**REQUIREMENT:** Every record should be written out exactly, with the pictures left out.

====== EXERCISE MATERIAL ======

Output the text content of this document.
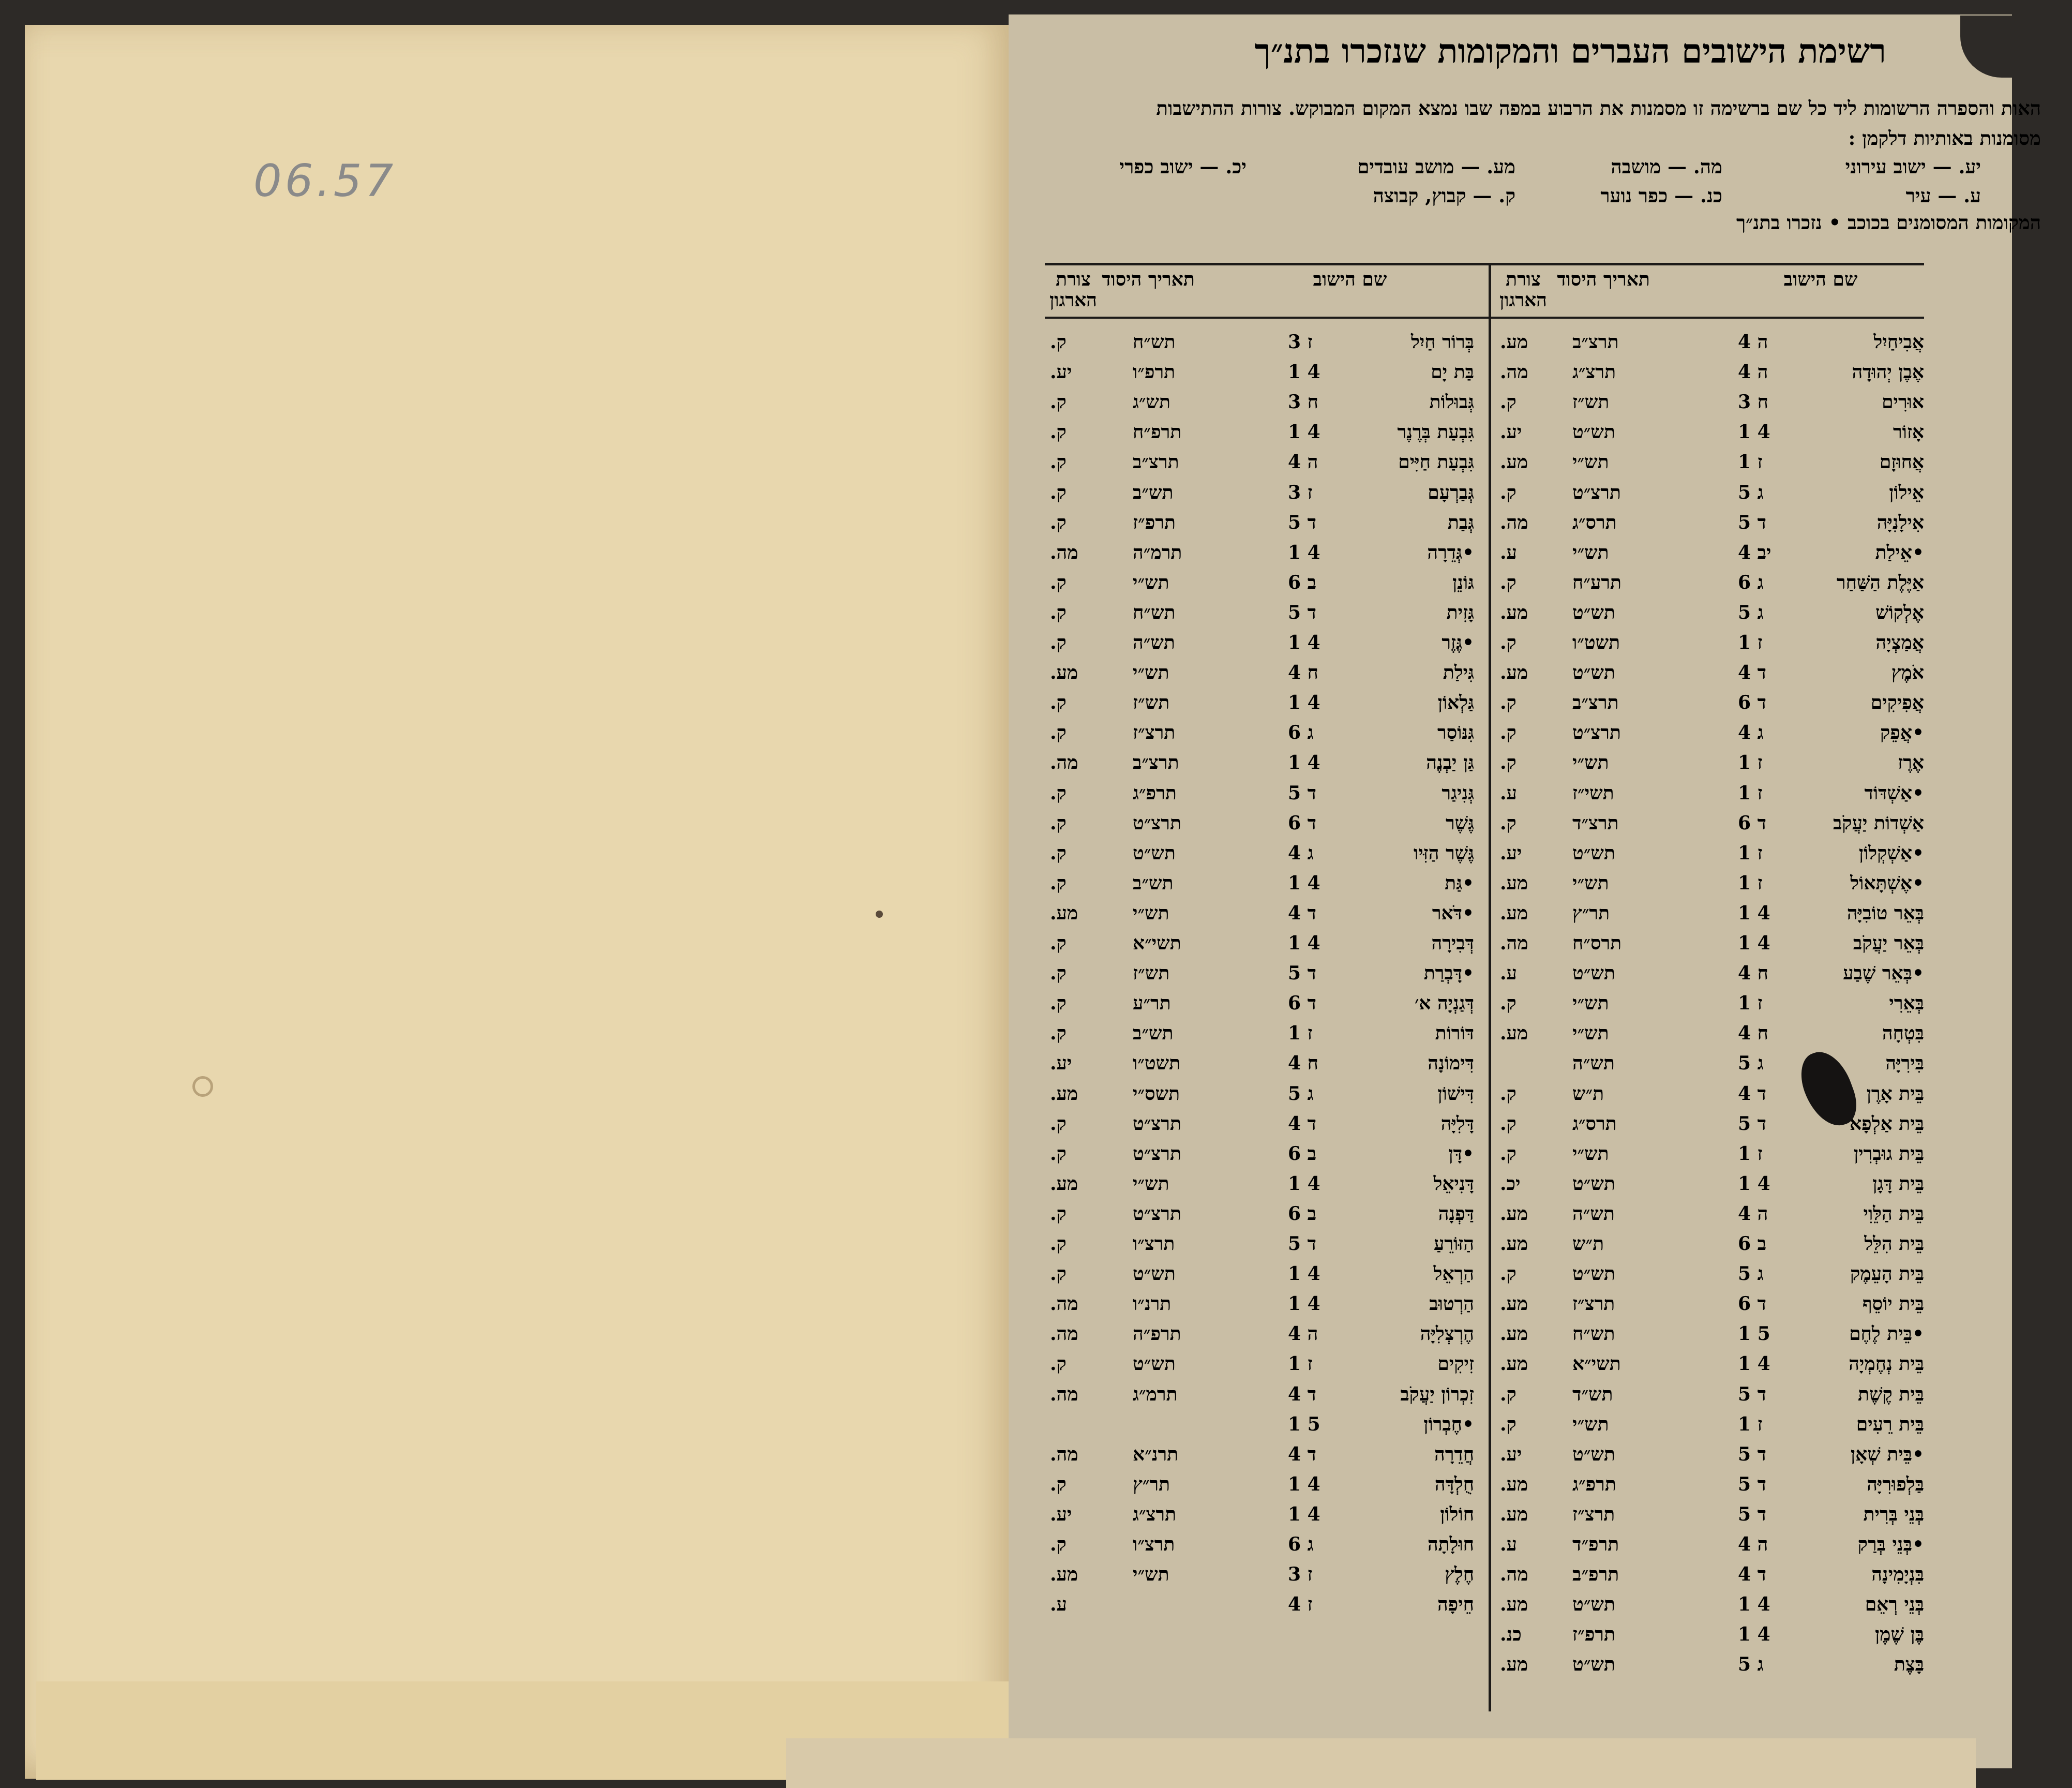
06.57
רשימת הישובים העברים והמקומות שנזכרו בתנ״ך
האות והספרה הרשומות ליד כל שם ברשימה זו מסמנות את הרבוע במפה שבו נמצא המקום המבוקש. צורות ההתישבות מסומנות באותיות דלקמן :
יע. — ישוב עירוני
מה. — מושבה
מע. — מושב עובדים
יכ. — ישוב כפרי
ע. — עיר
כנ. — כפר נוער
ק. — קבוץ, קבוצה
המקומות המסומנים בכוכב • נזכרו בתנ״ך
שם הישוב
תאריך היסוד
צורת הארגון
שם הישוב
תאריך היסוד
צורת הארגון
אֲבִיחַיִל
4 ה
תרצ״ב
מע.
אֶבֶן יְהוּדָה
4 ה
תרצ״ג
מה.
אוּרִים
3 ח
תש״ז
ק.
אָזוֹר
1 4
תש״ט
יע.
אֲחוּזָם
1 ז
תש״י
מע.
אֵילוֹן
5 ג
תרצ״ט
ק.
אִילָנִיָּה
5 ד
תרס״ג
מה.
•אֵילַת
4 יב
תש״י
ע.
אַיֶּלֶת הַשַּׁחַר
6 ג
תרע״ח
ק.
אֶלְקוֹשׁ
5 ג
תש״ט
מע.
אֲמַצְיָה
1 ז
תשט״ו
ק.
אֹמֶץ
4 ד
תש״ט
מע.
אֲפִיקִים
6 ד
תרצ״ב
ק.
•אֲפֵק
4 ג
תרצ״ט
ק.
אֶרֶז
1 ז
תש״י
ק.
•אַשְׁדּוֹד
1 ז
תשי״ז
ע.
אַשְׁדוֹת יַעֲקֹב
6 ד
תרצ״ד
ק.
•אַשְׁקְלוֹן
1 ז
תש״ט
יע.
•אֶשְׁתָּאוֹל
1 ז
תש״י
מע.
בְּאֵר טוֹבִיָּה
1 4
תר״ץ
מע.
בְּאֵר יַעֲקֹב
1 4
תרס״ח
מה.
•בְּאֵר שֶׁבַע
4 ח
תש״ט
ע.
בְּאֵרִי
1 ז
תש״י
ק.
בִּטְחָה
4 ח
תש״י
מע.
בִּירִיָּה
5 ג
תש״ה
בֵּית אָרֶן
4 ד
ת״ש
ק.
בֵּית אַלְפָא
5 ד
תרס״ג
ק.
בֵּית גוּבְרִין
1 ז
תש״י
ק.
בֵּית דָּגָן
1 4
תש״ט
יכ.
בֵּית הַלֵּוִי
4 ה
תש״ה
מע.
בֵּית הִלֵּל
6 ב
ת״ש
מע.
בֵּית הָעֵמֶק
5 ג
תש״ט
ק.
בֵּית יוֹסֵף
6 ד
תרצ״ז
מע.
•בֵּית לֶחֶם
1 5
תש״ח
מע.
בֵּית נְחֶמְיָה
1 4
תשי״א
מע.
בֵּית קֶשֶׁת
5 ד
תש״ד
ק.
בֵּית רֵעִים
1 ז
תש״י
ק.
•בֵּית שְׁאָן
5 ד
תש״ט
יע.
בַּלְפוּרִיָּה
5 ד
תרפ״ג
מע.
בְּנֵי בְּרִית
5 ד
תרצ״ז
מע.
•בְּנֵי בְּרַק
4 ה
תרפ״ד
ע.
בִּנְיָמִינָה
4 ד
תרפ״ב
מה.
בְּנֵי רְאֵם
1 4
תש״ט
מע.
בֶּן שֶׁמֶן
1 4
תרפ״ז
כנ.
בָּצֶת
5 ג
תש״ט
מע.
בְּרוֹר חַיִל
3 ז
תש״ח
ק.
בַּת יָם
1 4
תרפ״ו
יע.
גְּבוּלוֹת
3 ח
תש״ג
ק.
גִּבְעַת בְּרֶנֶר
1 4
תרפ״ח
ק.
גִּבְעַת חַיִּים
4 ה
תרצ״ב
ק.
גְּבַרְעָם
3 ז
תש״ב
ק.
גְּבַת
5 ד
תרפ״ז
ק.
•גְּדֵרָה
1 4
תרמ״ה
מה.
גּוֹנֵן
6 ב
תש״י
ק.
גָּזִית
5 ד
תש״ח
ק.
•גֶּזֶר
1 4
תש״ה
ק.
גִּילַת
4 ח
תש״י
מע.
גַּלְאוֹן
1 4
תש״ז
ק.
גִּנּוֹסַר
6 ג
תרצ״ז
ק.
גַּן יַבְנֶה
1 4
תרצ״ב
מה.
גְּנִיגַר
5 ד
תרפ״ג
ק.
גֶּשֶׁר
6 ד
תרצ״ט
ק.
גֶּשֶׁר הַזִּיו
4 ג
תש״ט
ק.
•גַּת
1 4
תש״ב
ק.
•דֹּאר
4 ד
תש״י
מע.
דְּבִירָה
1 4
תשי״א
ק.
•דָּבְרַת
5 ד
תש״ז
ק.
דְּגַנְיָה א׳
6 ד
תר״ע
ק.
דּוֹרוֹת
1 ז
תש״ב
ק.
דִּימוֹנָה
4 ח
תשט״ו
יע.
דִּישׁוֹן
5 ג
תשס״י
מע.
דָּלִיָּה
4 ד
תרצ״ט
ק.
•דָּן
6 ב
תרצ״ט
ק.
דָּנִיאֵל
1 4
תש״י
מע.
דַּפְנָה
6 ב
תרצ״ט
ק.
הַזּוֹרֵעַ
5 ד
תרצ״ו
ק.
הַרְאֵל
1 4
תש״ט
ק.
הַרְטוּב
1 4
תרנ״ו
מה.
הֶרְצְלִיָּה
4 ה
תרפ״ה
מה.
זִיקִים
1 ז
תש״ט
ק.
זִכְרוֹן יַעֲקֹב
4 ד
תרמ״ג
מה.
•חֶבְרוֹן
1 5
חֲדֵרָה
4 ד
תרנ״א
מה.
חֻלְדָּה
1 4
תר״ץ
ק.
חוֹלוֹן
1 4
תרצ״ג
יע.
חוּלָתָה
6 ג
תרצ״ו
ק.
חֶלֶץ
3 ז
תש״י
מע.
חֵיפָה
4 ז
ע.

======

**EXERCISE RESPONSE:**
Output the text content of this document.
06.57
רשימת הישובים העברים והמקומות שנזכרו בתנ״ך
האות והספרה הרשומות ליד כל שם ברשימה זו מסמנות את הרבוע במפה שבו נמצא המקום המבוקש. צורות ההתישבות מסומנות באותיות דלקמן :
יע. — ישוב עירוני
מה. — מושבה
מע. — מושב עובדים
יכ. — ישוב כפרי
ע. — עיר
כנ. — כפר נוער
ק. — קבוץ, קבוצה
המקומות המסומנים בכוכב • נזכרו בתנ״ך
שם הישוב
תאריך היסוד
צורת הארגון
שם הישוב
תאריך היסוד
צורת הארגון
אֲבִיחַיִל
4 ה
תרצ״ב
מע.
אֶבֶן יְהוּדָה
4 ה
תרצ״ג
מה.
אוּרִים
3 ח
תש״ז
ק.
אָזוֹר
1 4
תש״ט
יע.
אֲחוּזָם
1 ז
תש״י
מע.
אֵילוֹן
5 ג
תרצ״ט
ק.
אִילָנִיָּה
5 ד
תרס״ג
מה.
•אֵילַת
4 יב
תש״י
ע.
אַיֶּלֶת הַשַּׁחַר
6 ג
תרע״ח
ק.
אֶלְקוֹשׁ
5 ג
תש״ט
מע.
אֲמַצְיָה
1 ז
תשט״ו
ק.
אֹמֶץ
4 ד
תש״ט
מע.
אֲפִיקִים
6 ד
תרצ״ב
ק.
•אֲפֵק
4 ג
תרצ״ט
ק.
אֶרֶז
1 ז
תש״י
ק.
•אַשְׁדּוֹד
1 ז
תשי״ז
ע.
אַשְׁדוֹת יַעֲקֹב
6 ד
תרצ״ד
ק.
•אַשְׁקְלוֹן
1 ז
תש״ט
יע.
•אֶשְׁתָּאוֹל
1 ז
תש״י
מע.
בְּאֵר טוֹבִיָּה
1 4
תר״ץ
מע.
בְּאֵר יַעֲקֹב
1 4
תרס״ח
מה.
•בְּאֵר שֶׁבַע
4 ח
תש״ט
ע.
בְּאֵרִי
1 ז
תש״י
ק.
בִּטְחָה
4 ח
תש״י
מע.
בִּירִיָּה
5 ג
תש״ה
בֵּית אָרֶן
4 ד
ת״ש
ק.
בֵּית אַלְפָא
5 ד
תרס״ג
ק.
בֵּית גוּבְרִין
1 ז
תש״י
ק.
בֵּית דָּגָן
1 4
תש״ט
יכ.
בֵּית הַלֵּוִי
4 ה
תש״ה
מע.
בֵּית הִלֵּל
6 ב
ת״ש
מע.
בֵּית הָעֵמֶק
5 ג
תש״ט
ק.
בֵּית יוֹסֵף
6 ד
תרצ״ז
מע.
•בֵּית לֶחֶם
1 5
תש״ח
מע.
בֵּית נְחֶמְיָה
1 4
תשי״א
מע.
בֵּית קֶשֶׁת
5 ד
תש״ד
ק.
בֵּית רֵעִים
1 ז
תש״י
ק.
•בֵּית שְׁאָן
5 ד
תש״ט
יע.
בַּלְפוּרִיָּה
5 ד
תרפ״ג
מע.
בְּנֵי בְּרִית
5 ד
תרצ״ז
מע.
•בְּנֵי בְּרַק
4 ה
תרפ״ד
ע.
בִּנְיָמִינָה
4 ד
תרפ״ב
מה.
בְּנֵי רְאֵם
1 4
תש״ט
מע.
בֶּן שֶׁמֶן
1 4
תרפ״ז
כנ.
בָּצֶת
5 ג
תש״ט
מע.
בְּרוֹר חַיִל
3 ז
תש״ח
ק.
בַּת יָם
1 4
תרפ״ו
יע.
גְּבוּלוֹת
3 ח
תש״ג
ק.
גִּבְעַת בְּרֶנֶר
1 4
תרפ״ח
ק.
גִּבְעַת חַיִּים
4 ה
תרצ״ב
ק.
גְּבַרְעָם
3 ז
תש״ב
ק.
גְּבַת
5 ד
תרפ״ז
ק.
•גְּדֵרָה
1 4
תרמ״ה
מה.
גּוֹנֵן
6 ב
תש״י
ק.
גָּזִית
5 ד
תש״ח
ק.
•גֶּזֶר
1 4
תש״ה
ק.
גִּילַת
4 ח
תש״י
מע.
גַּלְאוֹן
1 4
תש״ז
ק.
גִּנּוֹסַר
6 ג
תרצ״ז
ק.
גַּן יַבְנֶה
1 4
תרצ״ב
מה.
גְּנִיגַר
5 ד
תרפ״ג
ק.
גֶּשֶׁר
6 ד
תרצ״ט
ק.
גֶּשֶׁר הַזִּיו
4 ג
תש״ט
ק.
•גַּת
1 4
תש״ב
ק.
•דֹּאר
4 ד
תש״י
מע.
דְּבִירָה
1 4
תשי״א
ק.
•דָּבְרַת
5 ד
תש״ז
ק.
דְּגַנְיָה א׳
6 ד
תר״ע
ק.
דּוֹרוֹת
1 ז
תש״ב
ק.
דִּימוֹנָה
4 ח
תשט״ו
יע.
דִּישׁוֹן
5 ג
תשס״י
מע.
דָּלִיָּה
4 ד
תרצ״ט
ק.
•דָּן
6 ב
תרצ״ט
ק.
דָּנִיאֵל
1 4
תש״י
מע.
דַּפְנָה
6 ב
תרצ״ט
ק.
הַזּוֹרֵעַ
5 ד
תרצ״ו
ק.
הַרְאֵל
1 4
תש״ט
ק.
הַרְטוּב
1 4
תרנ״ו
מה.
הֶרְצְלִיָּה
4 ה
תרפ״ה
מה.
זִיקִים
1 ז
תש״ט
ק.
זִכְרוֹן יַעֲקֹב
4 ד
תרמ״ג
מה.
•חֶבְרוֹן
1 5
חֲדֵרָה
4 ד
תרנ״א
מה.
חֻלְדָּה
1 4
תר״ץ
ק.
חוֹלוֹן
1 4
תרצ״ג
יע.
חוּלָתָה
6 ג
תרצ״ו
ק.
חֶלֶץ
3 ז
תש״י
מע.
חֵיפָה
4 ז
ע.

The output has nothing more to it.